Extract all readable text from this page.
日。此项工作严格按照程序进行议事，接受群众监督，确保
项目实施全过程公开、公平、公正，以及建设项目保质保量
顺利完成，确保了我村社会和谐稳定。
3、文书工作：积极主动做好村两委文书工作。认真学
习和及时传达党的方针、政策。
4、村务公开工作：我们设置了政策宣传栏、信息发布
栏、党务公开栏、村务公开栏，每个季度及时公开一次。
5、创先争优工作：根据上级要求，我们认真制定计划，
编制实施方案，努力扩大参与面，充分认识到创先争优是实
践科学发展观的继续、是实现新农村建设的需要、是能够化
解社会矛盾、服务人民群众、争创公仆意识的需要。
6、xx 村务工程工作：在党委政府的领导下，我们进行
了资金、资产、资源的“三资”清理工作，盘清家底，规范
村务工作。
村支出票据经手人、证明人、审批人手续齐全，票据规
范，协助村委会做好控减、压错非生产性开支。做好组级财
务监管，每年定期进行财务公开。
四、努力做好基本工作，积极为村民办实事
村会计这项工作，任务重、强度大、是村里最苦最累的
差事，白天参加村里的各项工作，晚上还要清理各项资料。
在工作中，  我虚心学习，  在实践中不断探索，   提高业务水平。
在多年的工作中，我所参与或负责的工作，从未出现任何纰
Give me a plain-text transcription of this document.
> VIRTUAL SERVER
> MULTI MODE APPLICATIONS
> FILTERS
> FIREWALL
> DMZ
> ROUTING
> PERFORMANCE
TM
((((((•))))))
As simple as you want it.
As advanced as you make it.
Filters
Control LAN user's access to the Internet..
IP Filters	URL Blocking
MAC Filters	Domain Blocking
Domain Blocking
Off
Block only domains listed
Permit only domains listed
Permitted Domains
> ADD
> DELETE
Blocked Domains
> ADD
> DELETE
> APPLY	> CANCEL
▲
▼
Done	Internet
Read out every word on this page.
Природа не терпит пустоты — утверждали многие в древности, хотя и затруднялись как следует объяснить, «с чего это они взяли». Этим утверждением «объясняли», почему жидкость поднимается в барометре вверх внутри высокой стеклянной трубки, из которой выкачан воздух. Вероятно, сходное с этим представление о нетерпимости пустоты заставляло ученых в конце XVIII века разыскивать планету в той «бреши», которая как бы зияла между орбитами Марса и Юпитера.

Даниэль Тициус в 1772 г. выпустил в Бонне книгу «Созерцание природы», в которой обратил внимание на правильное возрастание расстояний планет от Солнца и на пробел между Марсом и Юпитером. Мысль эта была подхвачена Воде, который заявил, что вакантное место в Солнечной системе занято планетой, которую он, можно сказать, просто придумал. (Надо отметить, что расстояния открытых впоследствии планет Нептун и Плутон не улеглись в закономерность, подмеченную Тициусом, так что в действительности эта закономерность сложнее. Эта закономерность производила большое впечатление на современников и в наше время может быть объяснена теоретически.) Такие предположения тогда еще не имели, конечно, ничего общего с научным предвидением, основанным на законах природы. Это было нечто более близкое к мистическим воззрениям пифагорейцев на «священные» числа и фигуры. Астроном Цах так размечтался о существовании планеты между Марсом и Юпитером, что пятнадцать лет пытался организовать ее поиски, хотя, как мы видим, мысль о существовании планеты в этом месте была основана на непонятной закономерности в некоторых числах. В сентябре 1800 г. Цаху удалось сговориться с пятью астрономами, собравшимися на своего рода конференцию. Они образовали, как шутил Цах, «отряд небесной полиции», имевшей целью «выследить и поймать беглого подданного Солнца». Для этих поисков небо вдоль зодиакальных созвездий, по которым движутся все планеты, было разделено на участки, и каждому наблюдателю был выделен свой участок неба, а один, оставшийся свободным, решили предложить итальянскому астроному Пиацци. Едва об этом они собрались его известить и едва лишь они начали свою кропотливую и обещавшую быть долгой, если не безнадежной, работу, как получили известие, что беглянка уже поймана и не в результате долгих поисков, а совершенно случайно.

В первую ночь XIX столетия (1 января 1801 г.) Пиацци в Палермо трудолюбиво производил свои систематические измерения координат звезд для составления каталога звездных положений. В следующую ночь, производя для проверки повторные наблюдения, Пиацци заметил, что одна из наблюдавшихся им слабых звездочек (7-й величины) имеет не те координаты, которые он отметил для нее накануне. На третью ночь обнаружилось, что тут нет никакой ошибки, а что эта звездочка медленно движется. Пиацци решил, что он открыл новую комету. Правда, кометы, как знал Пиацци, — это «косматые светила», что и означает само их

▸ Set task: Copy the data above exactly. Every line must be included.

▸ Full solution:
Extract all readable text from this page.
日。此项工作严格按照程序进行议事，接受群众监督，确保
项目实施全过程公开、公平、公正，以及建设项目保质保量
顺利完成，确保了我村社会和谐稳定。
3、文书工作：积极主动做好村两委文书工作。认真学
习和及时传达党的方针、政策。
4、村务公开工作：我们设置了政策宣传栏、信息发布
栏、党务公开栏、村务公开栏，每个季度及时公开一次。
5、创先争优工作：根据上级要求，我们认真制定计划，
编制实施方案，努力扩大参与面，充分认识到创先争优是实
践科学发展观的继续、是实现新农村建设的需要、是能够化
解社会矛盾、服务人民群众、争创公仆意识的需要。
6、xx 村务工程工作：在党委政府的领导下，我们进行
了资金、资产、资源的“三资”清理工作，盘清家底，规范
村务工作。
村支出票据经手人、证明人、审批人手续齐全，票据规
范，协助村委会做好控减、压错非生产性开支。做好组级财
务监管，每年定期进行财务公开。
四、努力做好基本工作，积极为村民办实事
村会计这项工作，任务重、强度大、是村里最苦最累的
差事，白天参加村里的各项工作，晚上还要清理各项资料。
在工作中，  我虚心学习，  在实践中不断探索，   提高业务水平。
在多年的工作中，我所参与或负责的工作，从未出现任何纰
Give me a plain-text transcription of this document.
> VIRTUAL SERVER
> MULTI MODE APPLICATIONS
> FILTERS
> FIREWALL
> DMZ
> ROUTING
> PERFORMANCE
TM
((((((•))))))
As simple as you want it.
As advanced as you make it.
Filters
Control LAN user's access to the Internet..
IP Filters	URL Blocking
MAC Filters	Domain Blocking
Domain Blocking
Off
Block only domains listed
Permit only domains listed
Permitted Domains
> ADD
> DELETE
Blocked Domains
> ADD
> DELETE
> APPLY	> CANCEL
▲
▼
Done	Internet
Read out every word on this page.
Природа не терпит пустоты — утверждали многие в древности, хотя и затруднялись как следует объяснить, «с чего это они взяли». Этим утверждением «объясняли», почему жидкость поднимается в барометре вверх внутри высокой стеклянной трубки, из которой выкачан воздух. Вероятно, сходное с этим представление о нетерпимости пустоты заставляло ученых в конце XVIII века разыскивать планету в той «бреши», которая как бы зияла между орбитами Марса и Юпитера.

Даниэль Тициус в 1772 г. выпустил в Бонне книгу «Созерцание природы», в которой обратил внимание на правильное возрастание расстояний планет от Солнца и на пробел между Марсом и Юпитером. Мысль эта была подхвачена Воде, который заявил, что вакантное место в Солнечной системе занято планетой, которую он, можно сказать, просто придумал. (Надо отметить, что расстояния открытых впоследствии планет Нептун и Плутон не улеглись в закономерность, подмеченную Тициусом, так что в действительности эта закономерность сложнее. Эта закономерность производила большое впечатление на современников и в наше время может быть объяснена теоретически.) Такие предположения тогда еще не имели, конечно, ничего общего с научным предвидением, основанным на законах природы. Это было нечто более близкое к мистическим воззрениям пифагорейцев на «священные» числа и фигуры. Астроном Цах так размечтался о существовании планеты между Марсом и Юпитером, что пятнадцать лет пытался организовать ее поиски, хотя, как мы видим, мысль о существовании планеты в этом месте была основана на непонятной закономерности в некоторых числах. В сентябре 1800 г. Цаху удалось сговориться с пятью астрономами, собравшимися на своего рода конференцию. Они образовали, как шутил Цах, «отряд небесной полиции», имевшей целью «выследить и поймать беглого подданного Солнца». Для этих поисков небо вдоль зодиакальных созвездий, по которым движутся все планеты, было разделено на участки, и каждому наблюдателю был выделен свой участок неба, а один, оставшийся свободным, решили предложить итальянскому астроному Пиацци. Едва об этом они собрались его известить и едва лишь они начали свою кропотливую и обещавшую быть долгой, если не безнадежной, работу, как получили известие, что беглянка уже поймана и не в результате долгих поисков, а совершенно случайно.

В первую ночь XIX столетия (1 января 1801 г.) Пиацци в Палермо трудолюбиво производил свои систематические измерения координат звезд для составления каталога звездных положений. В следующую ночь, производя для проверки повторные наблюдения, Пиацци заметил, что одна из наблюдавшихся им слабых звездочек (7-й величины) имеет не те координаты, которые он отметил для нее накануне. На третью ночь обнаружилось, что тут нет никакой ошибки, а что эта звездочка медленно движется. Пиацци решил, что он открыл новую комету. Правда, кометы, как знал Пиацци, — это «косматые светила», что и означает само их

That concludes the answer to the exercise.